◆ Task details:
Without changing a character, return the entries, but not the images they hold.

◆ Task data:
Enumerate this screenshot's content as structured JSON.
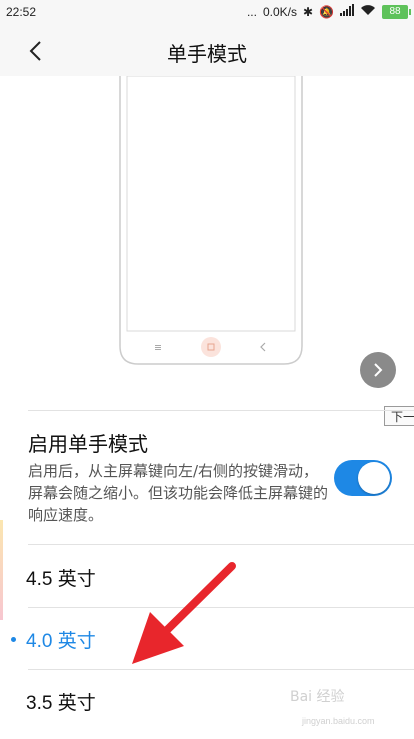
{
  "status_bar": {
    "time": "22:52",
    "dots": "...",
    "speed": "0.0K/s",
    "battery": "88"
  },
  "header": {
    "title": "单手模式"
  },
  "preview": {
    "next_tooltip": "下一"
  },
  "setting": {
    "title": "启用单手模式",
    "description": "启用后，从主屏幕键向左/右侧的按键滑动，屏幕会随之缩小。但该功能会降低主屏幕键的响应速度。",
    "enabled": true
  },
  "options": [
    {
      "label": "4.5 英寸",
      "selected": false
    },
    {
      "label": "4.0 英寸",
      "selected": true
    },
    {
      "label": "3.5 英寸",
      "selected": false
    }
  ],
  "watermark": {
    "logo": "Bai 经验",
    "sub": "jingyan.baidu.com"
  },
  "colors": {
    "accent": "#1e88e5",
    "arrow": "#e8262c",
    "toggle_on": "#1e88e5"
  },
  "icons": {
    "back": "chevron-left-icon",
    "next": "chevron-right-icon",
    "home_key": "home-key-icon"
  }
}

◆ Task answer:
Enumerate this screenshot's content as structured JSON.
{
  "status_bar": {
    "time": "22:52",
    "dots": "...",
    "speed": "0.0K/s",
    "battery": "88"
  },
  "header": {
    "title": "单手模式"
  },
  "preview": {
    "next_tooltip": "下一"
  },
  "setting": {
    "title": "启用单手模式",
    "description": "启用后，从主屏幕键向左/右侧的按键滑动，屏幕会随之缩小。但该功能会降低主屏幕键的响应速度。",
    "enabled": true
  },
  "options": [
    {
      "label": "4.5 英寸",
      "selected": false
    },
    {
      "label": "4.0 英寸",
      "selected": true
    },
    {
      "label": "3.5 英寸",
      "selected": false
    }
  ],
  "watermark": {
    "logo": "Bai 经验",
    "sub": "jingyan.baidu.com"
  },
  "colors": {
    "accent": "#1e88e5",
    "arrow": "#e8262c",
    "toggle_on": "#1e88e5"
  },
  "icons": {
    "back": "chevron-left-icon",
    "next": "chevron-right-icon",
    "home_key": "home-key-icon"
  }
}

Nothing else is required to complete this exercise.